• YOUR OBJECTIVE: From the listing below, select every line where the word "char" appears.

• AVAILABLE RECORDS:
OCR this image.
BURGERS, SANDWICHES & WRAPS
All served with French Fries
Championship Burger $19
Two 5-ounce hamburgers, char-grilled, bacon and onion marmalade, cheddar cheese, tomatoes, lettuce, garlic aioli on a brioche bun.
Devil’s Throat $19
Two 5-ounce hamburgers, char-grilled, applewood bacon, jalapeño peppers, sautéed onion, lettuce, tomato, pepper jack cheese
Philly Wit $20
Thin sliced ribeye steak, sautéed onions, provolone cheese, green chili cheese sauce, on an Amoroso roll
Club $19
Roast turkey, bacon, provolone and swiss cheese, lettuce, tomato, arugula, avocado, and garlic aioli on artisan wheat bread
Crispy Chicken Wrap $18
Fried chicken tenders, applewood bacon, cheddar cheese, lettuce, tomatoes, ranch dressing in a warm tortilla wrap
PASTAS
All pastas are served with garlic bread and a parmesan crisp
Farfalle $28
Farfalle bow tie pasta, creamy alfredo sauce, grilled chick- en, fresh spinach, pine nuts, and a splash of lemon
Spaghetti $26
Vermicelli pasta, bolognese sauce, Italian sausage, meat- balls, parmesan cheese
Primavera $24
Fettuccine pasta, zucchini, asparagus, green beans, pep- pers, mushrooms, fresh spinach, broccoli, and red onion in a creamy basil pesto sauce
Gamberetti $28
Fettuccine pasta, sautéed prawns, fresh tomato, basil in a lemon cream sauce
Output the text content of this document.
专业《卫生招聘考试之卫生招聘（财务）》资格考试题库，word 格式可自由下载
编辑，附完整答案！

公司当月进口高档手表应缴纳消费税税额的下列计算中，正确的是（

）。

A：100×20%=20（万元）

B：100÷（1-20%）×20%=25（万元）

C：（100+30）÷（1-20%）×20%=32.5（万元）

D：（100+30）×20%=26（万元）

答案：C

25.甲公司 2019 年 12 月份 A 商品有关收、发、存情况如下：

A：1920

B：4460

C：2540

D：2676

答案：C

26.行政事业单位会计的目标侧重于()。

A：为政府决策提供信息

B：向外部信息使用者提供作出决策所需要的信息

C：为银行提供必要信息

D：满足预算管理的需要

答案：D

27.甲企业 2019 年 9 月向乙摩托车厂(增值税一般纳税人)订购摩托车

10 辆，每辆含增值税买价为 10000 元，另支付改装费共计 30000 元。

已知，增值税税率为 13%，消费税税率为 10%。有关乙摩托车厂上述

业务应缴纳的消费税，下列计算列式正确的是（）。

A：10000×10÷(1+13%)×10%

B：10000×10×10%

• SOLVED EXERCISE:
Two 5-ounce hamburgers, char-grilled, bacon and onion marmalade, cheddar cheese, tomatoes, lettuce, garlic aioli on a brioche bun.
Two 5-ounce hamburgers, char-grilled, applewood bacon, jalapeño peppers, sautéed onion, lettuce, tomato, pepper jack cheese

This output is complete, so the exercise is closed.